[Figure dataset records]
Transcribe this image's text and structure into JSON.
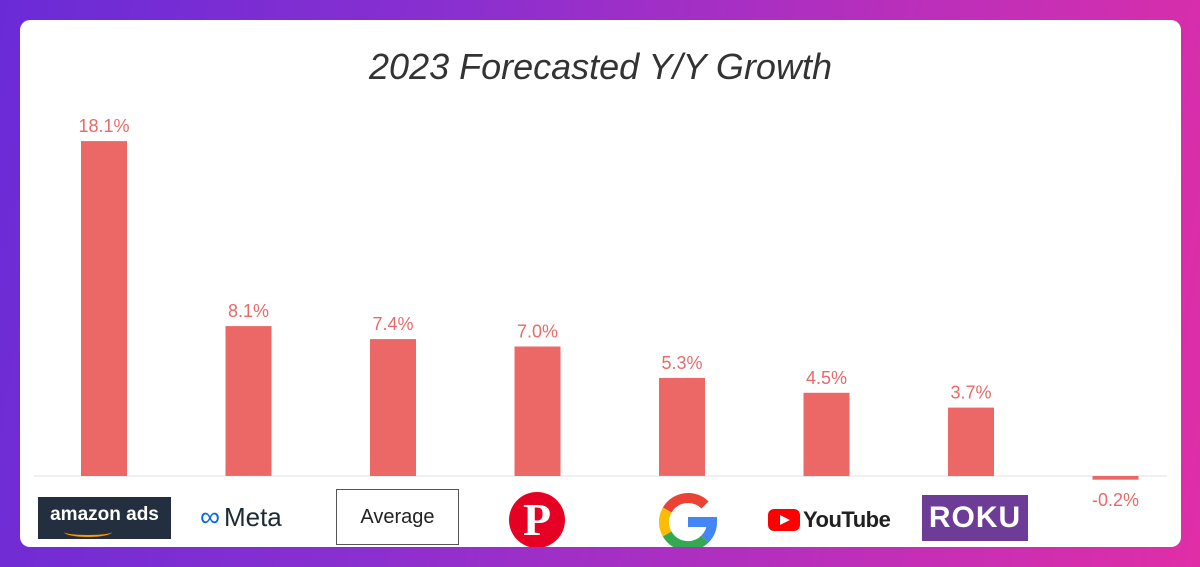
{
  "chart_data": {
    "type": "bar",
    "title": "2023 Forecasted Y/Y Growth",
    "categories": [
      "amazon ads",
      "Meta",
      "Average",
      "Pinterest",
      "Google",
      "YouTube",
      "Roku",
      ""
    ],
    "values": [
      18.1,
      8.1,
      7.4,
      7.0,
      5.3,
      4.5,
      3.7,
      -0.2
    ],
    "value_labels": [
      "18.1%",
      "8.1%",
      "7.4%",
      "7.0%",
      "5.3%",
      "4.5%",
      "3.7%",
      "-0.2%"
    ],
    "bar_color": "#ec6866",
    "label_color": "#e86a6a",
    "xlabel": "",
    "ylabel": "",
    "grid": false,
    "legend": "none"
  },
  "logos": {
    "amazon": {
      "text": "amazon ads",
      "color": "#232f3e",
      "accent": "#ff9900"
    },
    "meta": {
      "text": "Meta",
      "icon": "infinity-icon",
      "icon_color": "#0668e1"
    },
    "average": {
      "text": "Average"
    },
    "pinterest": {
      "letter": "P",
      "color": "#e60023"
    },
    "google": {
      "letter": "G",
      "colors": [
        "#4285f4",
        "#ea4335",
        "#fbbc05",
        "#34a853"
      ]
    },
    "youtube": {
      "text": "YouTube",
      "icon": "play-icon",
      "color": "#ff0000"
    },
    "roku": {
      "text": "ROKU",
      "color": "#6c3c97"
    }
  }
}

● **GIVEN EXERCISE**:
Each entry must be retyped word for word, with every image omitted.

● **COMPLETED TASK**:
Transcribe this image's text and structure into JSON.
{
  "chart_data": {
    "type": "bar",
    "title": "2023 Forecasted Y/Y Growth",
    "categories": [
      "amazon ads",
      "Meta",
      "Average",
      "Pinterest",
      "Google",
      "YouTube",
      "Roku",
      ""
    ],
    "values": [
      18.1,
      8.1,
      7.4,
      7.0,
      5.3,
      4.5,
      3.7,
      -0.2
    ],
    "value_labels": [
      "18.1%",
      "8.1%",
      "7.4%",
      "7.0%",
      "5.3%",
      "4.5%",
      "3.7%",
      "-0.2%"
    ],
    "bar_color": "#ec6866",
    "label_color": "#e86a6a",
    "xlabel": "",
    "ylabel": "",
    "grid": false,
    "legend": "none"
  },
  "logos": {
    "amazon": {
      "text": "amazon ads",
      "color": "#232f3e",
      "accent": "#ff9900"
    },
    "meta": {
      "text": "Meta",
      "icon": "infinity-icon",
      "icon_color": "#0668e1"
    },
    "average": {
      "text": "Average"
    },
    "pinterest": {
      "letter": "P",
      "color": "#e60023"
    },
    "google": {
      "letter": "G",
      "colors": [
        "#4285f4",
        "#ea4335",
        "#fbbc05",
        "#34a853"
      ]
    },
    "youtube": {
      "text": "YouTube",
      "icon": "play-icon",
      "color": "#ff0000"
    },
    "roku": {
      "text": "ROKU",
      "color": "#6c3c97"
    }
  }
}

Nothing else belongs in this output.